**Supplied text:**
The Avon School District is a community public school district that serves students in pre-kindergarten through eighth grade from Avon-by-the-Sea, in Monmouth County, New Jersey, United States.

As of the 2020–21 school year, the district, comprised of one school, had an enrollment of 137 students and 17.7 classroom teachers (on an FTE basis), for a student–teacher ratio of 7.7:1. During the 2016–17 school year, Avon was tied with the 23rd smallest enrollment of any school district in the state, with 158 students.

The district is classified by the New Jersey Department of Education as being in District Factor Group "I", the second-highest of eight groupings. District Factor Groups organize districts statewide to allow comparison by common socioeconomic characteristics of the local districts. From lowest socioeconomic status to highest, the categories are A, B, CD, DE, FG, GH, I and J.

For ninth through twelfth grades, public school students attend either Asbury Park High School or Manasquan High School, as part of a sending/receiving relationships with the respective districts, based on the results of a lottery under which 62.5% of students are sent to Manasquan and 37.5% to Asbury Park. As of the 2020–21 school year, Asbury Park High School had an enrollment of 682 students and 54.5 classroom teachers (on an FTE basis), for a student–teacher ratio of 12.5:1.

The Manasquan school also serves students from Belmar, Brielle, Lake Como, Sea Girt, Spring Lake, Spring Lake Heights who attend as part of sending/receiving relationships with their respective districts. As of the 2020–21 school year, Manasquan High School had an enrollment of 1,006 students and 76.9 classroom teachers (on an FTE basis), for a student–teacher ratio of 13.1:1.

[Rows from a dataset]
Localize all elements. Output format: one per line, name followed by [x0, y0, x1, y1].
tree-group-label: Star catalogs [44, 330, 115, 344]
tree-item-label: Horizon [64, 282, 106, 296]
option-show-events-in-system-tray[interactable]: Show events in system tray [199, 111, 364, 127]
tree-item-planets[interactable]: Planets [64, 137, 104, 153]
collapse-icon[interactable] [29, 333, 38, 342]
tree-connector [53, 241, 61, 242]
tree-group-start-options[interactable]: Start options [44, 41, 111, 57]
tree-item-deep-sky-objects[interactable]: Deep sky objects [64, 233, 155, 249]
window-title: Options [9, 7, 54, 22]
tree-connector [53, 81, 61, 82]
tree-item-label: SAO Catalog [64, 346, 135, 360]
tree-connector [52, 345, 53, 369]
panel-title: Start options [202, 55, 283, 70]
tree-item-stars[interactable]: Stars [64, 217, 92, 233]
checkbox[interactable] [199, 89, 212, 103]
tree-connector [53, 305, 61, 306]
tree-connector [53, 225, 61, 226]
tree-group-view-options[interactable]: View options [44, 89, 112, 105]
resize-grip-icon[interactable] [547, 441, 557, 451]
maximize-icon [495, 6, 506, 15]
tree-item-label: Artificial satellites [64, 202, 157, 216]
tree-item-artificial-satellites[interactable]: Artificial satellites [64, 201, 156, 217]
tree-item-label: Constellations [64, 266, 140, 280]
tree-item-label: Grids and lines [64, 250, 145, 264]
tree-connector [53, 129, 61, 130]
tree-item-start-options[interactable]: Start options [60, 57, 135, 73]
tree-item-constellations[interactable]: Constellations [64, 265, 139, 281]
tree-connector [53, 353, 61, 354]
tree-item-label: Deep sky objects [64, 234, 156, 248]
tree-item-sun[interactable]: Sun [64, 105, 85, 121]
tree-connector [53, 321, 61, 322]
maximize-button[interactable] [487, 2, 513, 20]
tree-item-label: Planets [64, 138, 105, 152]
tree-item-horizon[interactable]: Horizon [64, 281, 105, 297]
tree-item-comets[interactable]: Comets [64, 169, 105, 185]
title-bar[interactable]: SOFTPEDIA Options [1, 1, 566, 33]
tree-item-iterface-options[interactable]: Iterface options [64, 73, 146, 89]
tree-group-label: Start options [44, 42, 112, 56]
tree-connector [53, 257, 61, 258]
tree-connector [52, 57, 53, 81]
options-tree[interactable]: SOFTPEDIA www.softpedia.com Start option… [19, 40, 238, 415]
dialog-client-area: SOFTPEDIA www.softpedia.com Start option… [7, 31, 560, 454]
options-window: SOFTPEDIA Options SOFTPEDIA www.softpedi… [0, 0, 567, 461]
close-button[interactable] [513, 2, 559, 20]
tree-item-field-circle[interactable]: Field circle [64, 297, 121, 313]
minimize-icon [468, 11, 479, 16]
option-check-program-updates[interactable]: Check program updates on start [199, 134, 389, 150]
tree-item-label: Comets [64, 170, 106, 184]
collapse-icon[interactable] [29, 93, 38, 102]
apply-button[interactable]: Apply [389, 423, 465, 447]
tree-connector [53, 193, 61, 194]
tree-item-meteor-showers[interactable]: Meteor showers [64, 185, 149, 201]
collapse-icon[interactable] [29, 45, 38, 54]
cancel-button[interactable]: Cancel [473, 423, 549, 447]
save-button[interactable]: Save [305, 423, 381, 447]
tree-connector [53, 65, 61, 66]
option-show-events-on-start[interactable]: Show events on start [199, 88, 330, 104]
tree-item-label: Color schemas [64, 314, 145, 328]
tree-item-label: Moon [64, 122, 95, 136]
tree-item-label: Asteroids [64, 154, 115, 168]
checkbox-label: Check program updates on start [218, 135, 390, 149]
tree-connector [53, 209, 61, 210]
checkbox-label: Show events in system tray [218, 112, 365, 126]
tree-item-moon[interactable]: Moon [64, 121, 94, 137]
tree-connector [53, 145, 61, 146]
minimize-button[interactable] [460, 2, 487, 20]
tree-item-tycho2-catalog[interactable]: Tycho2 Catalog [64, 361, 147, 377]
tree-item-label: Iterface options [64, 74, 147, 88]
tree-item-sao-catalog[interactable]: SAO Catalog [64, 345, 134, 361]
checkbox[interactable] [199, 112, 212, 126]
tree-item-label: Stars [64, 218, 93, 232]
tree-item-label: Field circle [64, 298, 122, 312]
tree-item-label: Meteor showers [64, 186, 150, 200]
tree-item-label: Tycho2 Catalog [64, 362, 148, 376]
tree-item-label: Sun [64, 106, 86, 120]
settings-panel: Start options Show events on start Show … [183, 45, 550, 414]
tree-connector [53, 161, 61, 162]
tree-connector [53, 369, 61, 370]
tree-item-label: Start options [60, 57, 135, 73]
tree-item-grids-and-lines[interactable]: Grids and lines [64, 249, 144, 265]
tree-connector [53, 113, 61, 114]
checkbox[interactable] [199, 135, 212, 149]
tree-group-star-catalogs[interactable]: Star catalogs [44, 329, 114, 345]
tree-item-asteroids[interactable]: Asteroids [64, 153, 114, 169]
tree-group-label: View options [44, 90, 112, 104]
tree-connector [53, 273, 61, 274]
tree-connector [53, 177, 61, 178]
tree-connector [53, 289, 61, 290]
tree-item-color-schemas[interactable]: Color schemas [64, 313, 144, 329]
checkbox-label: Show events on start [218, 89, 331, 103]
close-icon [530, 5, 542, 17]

**Work instructions:**
(a) Print the part of the Avon School District passage from "The district is" up to and including "ratio of 12.5:1.".
(b) According to the Avon School District passage, what was Manasquan High School's student–teacher ratio as of the 2020–21 school year?
(c) Decide whether each statement agrees with the Avon School District passage. Give yes or no for each one, and quote the passage's deciding words.
(i) In the 2016–17 school year, Avon was tied for the 23rd smallest enrollment of any school district in the state.
(ii) Under the lottery, most of the district's public high school students are sent to Asbury Park High School.
(iii) District Factor Group "I" is the highest of the eight groupings.

**Answers to the tasks:**
(a)
The district is classified by the New Jersey Department of Education as being in District Factor Group "I", the second-highest of eight groupings. District Factor Groups organize districts statewide to allow comparison by common socioeconomic characteristics of the local districts. From lowest socioeconomic status to highest, the categories are A, B, CD, DE, FG, GH, I and J.

For ninth through twelfth grades, public school students attend either Asbury Park High School or Manasquan High School, as part of a sending/receiving relationships with the respective districts, based on the results of a lottery under which 62.5% of students are sent to Manasquan and 37.5% to Asbury Park. As of the 2020–21 school year, Asbury Park High School had an enrollment of 682 students and 54.5 classroom teachers (on an FTE basis), for a student–teacher ratio of 12.5:1.

(b) 13.1:1

(c)
(i) Yes: "Avon was tied with the 23rd smallest enrollment of any school district in the state, with 158 students."
(ii) No: "62.5% of students are sent to Manasquan and 37.5% to Asbury Park."
(iii) No: "the second-highest of eight groupings."